THE REQUEST: Every record should be written out exactly, please.

MATERIAL:
************

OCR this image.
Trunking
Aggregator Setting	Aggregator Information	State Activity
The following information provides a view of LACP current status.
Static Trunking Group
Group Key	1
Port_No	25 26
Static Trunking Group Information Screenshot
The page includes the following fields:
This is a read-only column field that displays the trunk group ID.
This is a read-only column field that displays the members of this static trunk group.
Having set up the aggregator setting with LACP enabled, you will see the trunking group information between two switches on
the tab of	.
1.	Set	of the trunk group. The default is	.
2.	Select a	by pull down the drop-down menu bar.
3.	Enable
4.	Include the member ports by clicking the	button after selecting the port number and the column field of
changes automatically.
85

************

FULL SOLUTION:
OCR this image.
Trunking
Aggregator Setting	Aggregator Information	State Activity
The following information provides a view of LACP current status.
Static Trunking Group
Group Key	1
Port_No	25 26
Static Trunking Group Information Screenshot
The page includes the following fields:
This is a read-only column field that displays the trunk group ID.
This is a read-only column field that displays the members of this static trunk group.
Having set up the aggregator setting with LACP enabled, you will see the trunking group information between two switches on
the tab of	.
1.	Set	of the trunk group. The default is	.
2.	Select a	by pull down the drop-down menu bar.
3.	Enable
4.	Include the member ports by clicking the	button after selecting the port number and the column field of
changes automatically.
85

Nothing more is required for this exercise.